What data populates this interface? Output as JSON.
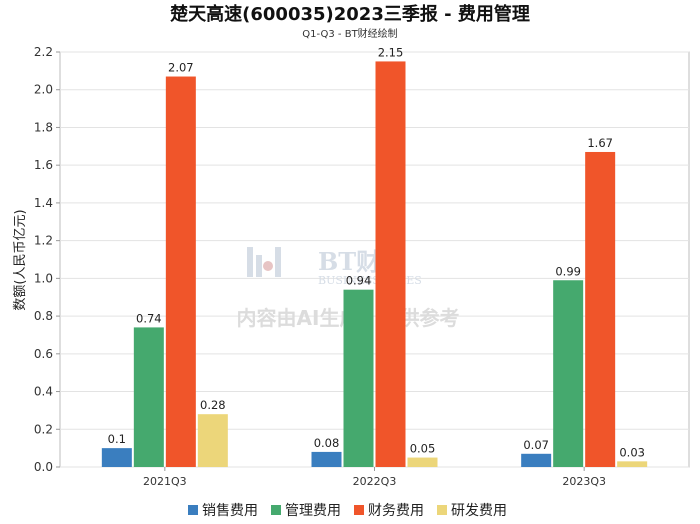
{
  "chart_data": {
    "type": "bar",
    "title": "楚天高速(600035)2023三季报 - 费用管理",
    "subtitle": "Q1-Q3 - BT财经绘制",
    "ylabel": "数额(人民币亿元)",
    "xlabel": "",
    "ylim": [
      0,
      2.2
    ],
    "yticks": [
      "0.0",
      "0.2",
      "0.4",
      "0.6",
      "0.8",
      "1.0",
      "1.2",
      "1.4",
      "1.6",
      "1.8",
      "2.0",
      "2.2"
    ],
    "categories": [
      "2021Q3",
      "2022Q3",
      "2023Q3"
    ],
    "series": [
      {
        "name": "销售费用",
        "color": "#3a7ebf",
        "values": [
          0.1,
          0.08,
          0.07
        ],
        "labels": [
          "0.1",
          "0.08",
          "0.07"
        ]
      },
      {
        "name": "管理费用",
        "color": "#45a96e",
        "values": [
          0.74,
          0.94,
          0.99
        ],
        "labels": [
          "0.74",
          "0.94",
          "0.99"
        ]
      },
      {
        "name": "财务费用",
        "color": "#f0552a",
        "values": [
          2.07,
          2.15,
          1.67
        ],
        "labels": [
          "2.07",
          "2.15",
          "1.67"
        ]
      },
      {
        "name": "研发费用",
        "color": "#ecd67a",
        "values": [
          0.28,
          0.05,
          0.03
        ],
        "labels": [
          "0.28",
          "0.05",
          "0.03"
        ]
      }
    ],
    "grid": true,
    "legend": "bottom"
  },
  "watermark": {
    "brand": "BT财经",
    "brand_en": "BUSINESS TIMES",
    "note": "内容由AI生成，仅供参考"
  }
}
▬▬▬▬▬▬▬▬▬▬
* **TASK REQUIREMENTS**
Reproduce every line above as written, skipping pictures.

* **ANSWER TO THE EXERCISE**
What data populates this interface? Output as JSON.
{
  "chart_data": {
    "type": "bar",
    "title": "楚天高速(600035)2023三季报 - 费用管理",
    "subtitle": "Q1-Q3 - BT财经绘制",
    "ylabel": "数额(人民币亿元)",
    "xlabel": "",
    "ylim": [
      0,
      2.2
    ],
    "yticks": [
      "0.0",
      "0.2",
      "0.4",
      "0.6",
      "0.8",
      "1.0",
      "1.2",
      "1.4",
      "1.6",
      "1.8",
      "2.0",
      "2.2"
    ],
    "categories": [
      "2021Q3",
      "2022Q3",
      "2023Q3"
    ],
    "series": [
      {
        "name": "销售费用",
        "color": "#3a7ebf",
        "values": [
          0.1,
          0.08,
          0.07
        ],
        "labels": [
          "0.1",
          "0.08",
          "0.07"
        ]
      },
      {
        "name": "管理费用",
        "color": "#45a96e",
        "values": [
          0.74,
          0.94,
          0.99
        ],
        "labels": [
          "0.74",
          "0.94",
          "0.99"
        ]
      },
      {
        "name": "财务费用",
        "color": "#f0552a",
        "values": [
          2.07,
          2.15,
          1.67
        ],
        "labels": [
          "2.07",
          "2.15",
          "1.67"
        ]
      },
      {
        "name": "研发费用",
        "color": "#ecd67a",
        "values": [
          0.28,
          0.05,
          0.03
        ],
        "labels": [
          "0.28",
          "0.05",
          "0.03"
        ]
      }
    ],
    "grid": true,
    "legend": "bottom"
  },
  "watermark": {
    "brand": "BT财经",
    "brand_en": "BUSINESS TIMES",
    "note": "内容由AI生成，仅供参考"
  }
}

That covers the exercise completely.